◆ **Exercise tasks**
**1.** Using the Hudson River valley passage, answer the following:
(a) In what year did Henry Hudson sail up the river and anchor?
(b) What was the strategy of the British forces during the American Revolution?
(c) Which writer of "Headless Horseman" fame does the passage name?
**2.** Write out the Hudson River valley passage word for word, from "According to Wikipedia, when" to "rest is history.".

According to Wikipedia, when Henry Hudson first sailed up the Hudson River and anchored in 1609, the inhabitants of the area included “Algonquian-speaking Mahican Indians and Munsee Native American people.” During the same century, European settlers followed, as did the first Dutch settlement and, as the valley grew, it formed the heart of the New Netherland colony operations, with the New Amsterdam settlement located on Manhattan Island. But, with development comes involvement. Accordingly, the valley played a significant role in military events, including the French and Indian War of the 1750’s, followed by the American Revolution in 1776. During this war, the strategy of the British forces was to gain control of the river and, thereby, starve-out the colonists from any supplies. Well, they failed and the rest is history.
By the 19th Century, the valley captured the artistic and creative imaginations of writers like Washington Irving of “Headless Horseman” fame, as well as a whole group of acclaimed painters who formed the Hudson River “school of art,” almost dedicating themselves to capturing in oils the primordial lushness of the region that was unequal to anything else they had seen in the world.

Stored data entries:

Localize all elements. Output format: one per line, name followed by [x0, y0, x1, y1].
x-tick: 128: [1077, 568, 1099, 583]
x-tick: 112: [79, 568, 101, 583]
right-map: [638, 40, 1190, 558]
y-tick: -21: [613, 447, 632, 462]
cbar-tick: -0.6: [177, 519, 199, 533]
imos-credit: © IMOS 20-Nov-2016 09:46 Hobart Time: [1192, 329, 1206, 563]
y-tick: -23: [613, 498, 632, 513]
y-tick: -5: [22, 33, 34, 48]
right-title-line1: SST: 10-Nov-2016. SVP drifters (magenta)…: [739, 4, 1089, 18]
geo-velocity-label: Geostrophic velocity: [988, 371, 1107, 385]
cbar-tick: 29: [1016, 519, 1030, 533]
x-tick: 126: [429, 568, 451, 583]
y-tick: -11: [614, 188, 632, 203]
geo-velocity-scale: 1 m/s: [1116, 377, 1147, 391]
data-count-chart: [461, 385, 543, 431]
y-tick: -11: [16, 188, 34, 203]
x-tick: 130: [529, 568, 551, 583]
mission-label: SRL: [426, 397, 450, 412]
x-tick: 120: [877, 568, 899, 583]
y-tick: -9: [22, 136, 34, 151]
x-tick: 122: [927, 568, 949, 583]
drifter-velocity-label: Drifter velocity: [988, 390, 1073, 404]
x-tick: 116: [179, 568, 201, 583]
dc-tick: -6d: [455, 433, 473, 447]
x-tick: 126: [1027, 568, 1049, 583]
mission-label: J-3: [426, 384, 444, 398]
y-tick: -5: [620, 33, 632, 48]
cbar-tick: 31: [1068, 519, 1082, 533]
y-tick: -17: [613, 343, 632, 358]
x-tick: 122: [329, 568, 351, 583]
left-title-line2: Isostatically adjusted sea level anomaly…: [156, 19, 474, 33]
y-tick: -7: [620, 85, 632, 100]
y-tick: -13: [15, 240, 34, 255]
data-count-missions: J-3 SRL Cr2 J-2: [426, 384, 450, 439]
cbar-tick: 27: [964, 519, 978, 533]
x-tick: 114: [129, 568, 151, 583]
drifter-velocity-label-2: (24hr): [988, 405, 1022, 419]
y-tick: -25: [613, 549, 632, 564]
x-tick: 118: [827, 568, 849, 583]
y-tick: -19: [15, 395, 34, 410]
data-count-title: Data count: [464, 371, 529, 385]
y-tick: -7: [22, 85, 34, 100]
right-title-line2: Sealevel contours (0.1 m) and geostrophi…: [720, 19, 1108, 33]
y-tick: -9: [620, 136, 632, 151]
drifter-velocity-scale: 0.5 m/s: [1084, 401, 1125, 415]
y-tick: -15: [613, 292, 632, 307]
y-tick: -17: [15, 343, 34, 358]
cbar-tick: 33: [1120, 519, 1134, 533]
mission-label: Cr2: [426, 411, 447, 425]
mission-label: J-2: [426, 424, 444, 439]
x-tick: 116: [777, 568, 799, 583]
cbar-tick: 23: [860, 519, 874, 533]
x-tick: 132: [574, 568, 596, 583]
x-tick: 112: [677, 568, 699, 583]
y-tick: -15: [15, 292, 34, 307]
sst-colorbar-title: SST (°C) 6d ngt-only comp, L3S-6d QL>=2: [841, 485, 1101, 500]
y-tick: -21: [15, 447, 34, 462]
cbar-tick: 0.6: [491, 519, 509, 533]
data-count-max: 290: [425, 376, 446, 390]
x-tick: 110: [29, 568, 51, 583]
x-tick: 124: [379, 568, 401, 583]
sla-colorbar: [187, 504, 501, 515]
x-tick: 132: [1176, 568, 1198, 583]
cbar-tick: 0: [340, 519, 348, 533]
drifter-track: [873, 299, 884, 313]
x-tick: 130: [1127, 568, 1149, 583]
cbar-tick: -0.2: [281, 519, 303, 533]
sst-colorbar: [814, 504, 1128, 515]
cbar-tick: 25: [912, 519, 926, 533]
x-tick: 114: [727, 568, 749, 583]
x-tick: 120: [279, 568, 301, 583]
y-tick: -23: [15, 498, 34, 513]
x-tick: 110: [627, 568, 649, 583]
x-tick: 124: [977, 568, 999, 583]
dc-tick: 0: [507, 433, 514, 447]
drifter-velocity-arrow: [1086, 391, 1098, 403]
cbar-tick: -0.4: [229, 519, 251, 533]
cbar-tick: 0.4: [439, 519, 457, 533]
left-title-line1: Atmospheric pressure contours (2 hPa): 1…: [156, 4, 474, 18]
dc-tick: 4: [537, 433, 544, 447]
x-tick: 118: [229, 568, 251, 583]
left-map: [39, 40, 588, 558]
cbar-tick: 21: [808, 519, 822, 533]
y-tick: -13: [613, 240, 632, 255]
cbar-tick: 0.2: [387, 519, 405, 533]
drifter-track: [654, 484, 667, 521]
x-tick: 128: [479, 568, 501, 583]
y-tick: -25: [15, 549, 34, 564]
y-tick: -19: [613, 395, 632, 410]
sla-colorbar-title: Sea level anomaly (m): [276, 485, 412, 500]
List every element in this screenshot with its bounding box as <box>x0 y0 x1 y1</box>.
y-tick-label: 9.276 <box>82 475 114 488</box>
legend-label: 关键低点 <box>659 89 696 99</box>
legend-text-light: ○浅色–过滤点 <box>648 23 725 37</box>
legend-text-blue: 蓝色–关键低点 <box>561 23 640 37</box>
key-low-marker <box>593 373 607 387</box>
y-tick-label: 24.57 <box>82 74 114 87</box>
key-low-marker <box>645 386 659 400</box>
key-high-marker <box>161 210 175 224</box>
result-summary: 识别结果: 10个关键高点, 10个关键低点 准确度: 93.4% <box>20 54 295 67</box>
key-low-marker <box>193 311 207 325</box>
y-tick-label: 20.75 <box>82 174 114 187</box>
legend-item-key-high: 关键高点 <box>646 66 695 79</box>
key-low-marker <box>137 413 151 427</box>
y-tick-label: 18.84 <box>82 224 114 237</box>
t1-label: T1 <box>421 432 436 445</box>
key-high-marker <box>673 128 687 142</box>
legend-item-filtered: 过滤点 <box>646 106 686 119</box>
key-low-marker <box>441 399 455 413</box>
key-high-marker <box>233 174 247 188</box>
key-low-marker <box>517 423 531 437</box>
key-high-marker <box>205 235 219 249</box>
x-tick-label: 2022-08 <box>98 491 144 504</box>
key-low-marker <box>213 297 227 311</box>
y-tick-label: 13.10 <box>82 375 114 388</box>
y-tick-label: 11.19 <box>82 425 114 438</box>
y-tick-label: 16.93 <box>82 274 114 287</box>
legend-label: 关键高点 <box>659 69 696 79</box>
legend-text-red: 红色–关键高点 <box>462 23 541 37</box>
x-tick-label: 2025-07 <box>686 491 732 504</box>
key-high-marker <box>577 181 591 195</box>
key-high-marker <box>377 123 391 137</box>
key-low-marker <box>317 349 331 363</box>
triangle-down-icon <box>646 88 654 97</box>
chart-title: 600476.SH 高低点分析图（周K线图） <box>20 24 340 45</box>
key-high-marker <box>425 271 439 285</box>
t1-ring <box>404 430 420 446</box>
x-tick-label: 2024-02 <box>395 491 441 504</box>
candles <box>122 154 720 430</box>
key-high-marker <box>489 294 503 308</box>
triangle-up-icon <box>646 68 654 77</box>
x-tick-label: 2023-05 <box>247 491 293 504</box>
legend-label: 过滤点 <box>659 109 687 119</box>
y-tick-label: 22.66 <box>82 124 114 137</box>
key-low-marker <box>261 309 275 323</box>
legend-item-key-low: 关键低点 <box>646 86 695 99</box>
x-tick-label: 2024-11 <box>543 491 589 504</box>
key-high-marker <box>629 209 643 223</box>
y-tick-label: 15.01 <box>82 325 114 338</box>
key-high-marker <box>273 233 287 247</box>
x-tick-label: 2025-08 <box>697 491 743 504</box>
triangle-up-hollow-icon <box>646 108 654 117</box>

◆ **Solutions in order**
**1.**
(a) 1609
(b) To gain control of the river and thereby starve out the colonists from any supplies
(c) Washington Irving

**2.**
According to Wikipedia, when Henry Hudson first sailed up the Hudson River and anchored in 1609, the inhabitants of the area included “Algonquian-speaking Mahican Indians and Munsee Native American people.” During the same century, European settlers followed, as did the first Dutch settlement and, as the valley grew, it formed the heart of the New Netherland colony operations, with the New Amsterdam settlement located on Manhattan Island. But, with development comes involvement. Accordingly, the valley played a significant role in military events, including the French and Indian War of the 1750’s, followed by the American Revolution in 1776. During this war, the strategy of the British forces was to gain control of the river and, thereby, starve-out the colonists from any supplies. Well, they failed and the rest is history.